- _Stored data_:
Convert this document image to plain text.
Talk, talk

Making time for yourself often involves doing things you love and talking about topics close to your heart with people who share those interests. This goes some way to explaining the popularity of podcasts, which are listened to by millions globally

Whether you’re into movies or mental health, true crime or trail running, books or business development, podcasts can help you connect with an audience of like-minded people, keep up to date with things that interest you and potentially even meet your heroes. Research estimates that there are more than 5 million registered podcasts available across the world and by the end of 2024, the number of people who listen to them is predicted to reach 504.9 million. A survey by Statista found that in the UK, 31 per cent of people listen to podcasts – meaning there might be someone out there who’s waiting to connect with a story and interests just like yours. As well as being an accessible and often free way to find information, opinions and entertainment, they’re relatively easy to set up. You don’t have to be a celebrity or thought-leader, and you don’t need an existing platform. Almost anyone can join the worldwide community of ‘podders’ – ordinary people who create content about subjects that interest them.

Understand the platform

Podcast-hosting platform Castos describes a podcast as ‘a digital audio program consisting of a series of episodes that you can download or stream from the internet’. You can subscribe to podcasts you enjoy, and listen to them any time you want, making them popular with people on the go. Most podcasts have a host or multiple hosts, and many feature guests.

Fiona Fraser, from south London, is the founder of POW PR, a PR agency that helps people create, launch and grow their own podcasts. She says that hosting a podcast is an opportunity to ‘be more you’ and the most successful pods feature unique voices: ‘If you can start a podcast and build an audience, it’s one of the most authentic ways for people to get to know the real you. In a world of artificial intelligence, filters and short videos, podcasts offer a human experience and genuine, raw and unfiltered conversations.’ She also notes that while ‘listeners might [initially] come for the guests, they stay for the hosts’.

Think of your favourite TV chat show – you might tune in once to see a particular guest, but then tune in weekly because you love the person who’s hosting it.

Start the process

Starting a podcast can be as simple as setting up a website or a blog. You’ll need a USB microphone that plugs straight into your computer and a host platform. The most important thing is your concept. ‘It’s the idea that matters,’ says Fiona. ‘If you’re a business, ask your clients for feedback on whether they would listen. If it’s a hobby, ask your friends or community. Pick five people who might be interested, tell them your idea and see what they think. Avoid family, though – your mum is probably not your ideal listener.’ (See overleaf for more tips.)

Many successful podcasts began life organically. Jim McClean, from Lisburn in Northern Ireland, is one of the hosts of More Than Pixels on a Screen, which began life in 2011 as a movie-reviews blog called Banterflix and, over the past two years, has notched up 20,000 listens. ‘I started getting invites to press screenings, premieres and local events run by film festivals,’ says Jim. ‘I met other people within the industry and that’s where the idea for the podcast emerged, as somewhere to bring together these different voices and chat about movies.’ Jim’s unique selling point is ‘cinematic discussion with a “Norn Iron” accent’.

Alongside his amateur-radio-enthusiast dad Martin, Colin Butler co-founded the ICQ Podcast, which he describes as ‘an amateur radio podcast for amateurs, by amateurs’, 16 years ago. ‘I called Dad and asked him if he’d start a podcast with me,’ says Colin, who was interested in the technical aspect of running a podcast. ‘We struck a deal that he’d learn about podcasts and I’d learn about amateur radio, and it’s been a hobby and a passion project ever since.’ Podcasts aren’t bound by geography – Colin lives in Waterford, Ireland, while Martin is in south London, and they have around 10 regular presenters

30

- _Task objective_: Show the data once more, exactly as it was written.

- _Task output_:
Convert this document image to plain text.
Talk, talk

Making time for yourself often involves doing things you love and talking about topics close to your heart with people who share those interests. This goes some way to explaining the popularity of podcasts, which are listened to by millions globally

Whether you’re into movies or mental health, true crime or trail running, books or business development, podcasts can help you connect with an audience of like-minded people, keep up to date with things that interest you and potentially even meet your heroes. Research estimates that there are more than 5 million registered podcasts available across the world and by the end of 2024, the number of people who listen to them is predicted to reach 504.9 million. A survey by Statista found that in the UK, 31 per cent of people listen to podcasts – meaning there might be someone out there who’s waiting to connect with a story and interests just like yours. As well as being an accessible and often free way to find information, opinions and entertainment, they’re relatively easy to set up. You don’t have to be a celebrity or thought-leader, and you don’t need an existing platform. Almost anyone can join the worldwide community of ‘podders’ – ordinary people who create content about subjects that interest them.

Understand the platform

Podcast-hosting platform Castos describes a podcast as ‘a digital audio program consisting of a series of episodes that you can download or stream from the internet’. You can subscribe to podcasts you enjoy, and listen to them any time you want, making them popular with people on the go. Most podcasts have a host or multiple hosts, and many feature guests.

Fiona Fraser, from south London, is the founder of POW PR, a PR agency that helps people create, launch and grow their own podcasts. She says that hosting a podcast is an opportunity to ‘be more you’ and the most successful pods feature unique voices: ‘If you can start a podcast and build an audience, it’s one of the most authentic ways for people to get to know the real you. In a world of artificial intelligence, filters and short videos, podcasts offer a human experience and genuine, raw and unfiltered conversations.’ She also notes that while ‘listeners might [initially] come for the guests, they stay for the hosts’.

Think of your favourite TV chat show – you might tune in once to see a particular guest, but then tune in weekly because you love the person who’s hosting it.

Start the process

Starting a podcast can be as simple as setting up a website or a blog. You’ll need a USB microphone that plugs straight into your computer and a host platform. The most important thing is your concept. ‘It’s the idea that matters,’ says Fiona. ‘If you’re a business, ask your clients for feedback on whether they would listen. If it’s a hobby, ask your friends or community. Pick five people who might be interested, tell them your idea and see what they think. Avoid family, though – your mum is probably not your ideal listener.’ (See overleaf for more tips.)

Many successful podcasts began life organically. Jim McClean, from Lisburn in Northern Ireland, is one of the hosts of More Than Pixels on a Screen, which began life in 2011 as a movie-reviews blog called Banterflix and, over the past two years, has notched up 20,000 listens. ‘I started getting invites to press screenings, premieres and local events run by film festivals,’ says Jim. ‘I met other people within the industry and that’s where the idea for the podcast emerged, as somewhere to bring together these different voices and chat about movies.’ Jim’s unique selling point is ‘cinematic discussion with a “Norn Iron” accent’.

Alongside his amateur-radio-enthusiast dad Martin, Colin Butler co-founded the ICQ Podcast, which he describes as ‘an amateur radio podcast for amateurs, by amateurs’, 16 years ago. ‘I called Dad and asked him if he’d start a podcast with me,’ says Colin, who was interested in the technical aspect of running a podcast. ‘We struck a deal that he’d learn about podcasts and I’d learn about amateur radio, and it’s been a hobby and a passion project ever since.’ Podcasts aren’t bound by geography – Colin lives in Waterford, Ireland, while Martin is in south London, and they have around 10 regular presenters

30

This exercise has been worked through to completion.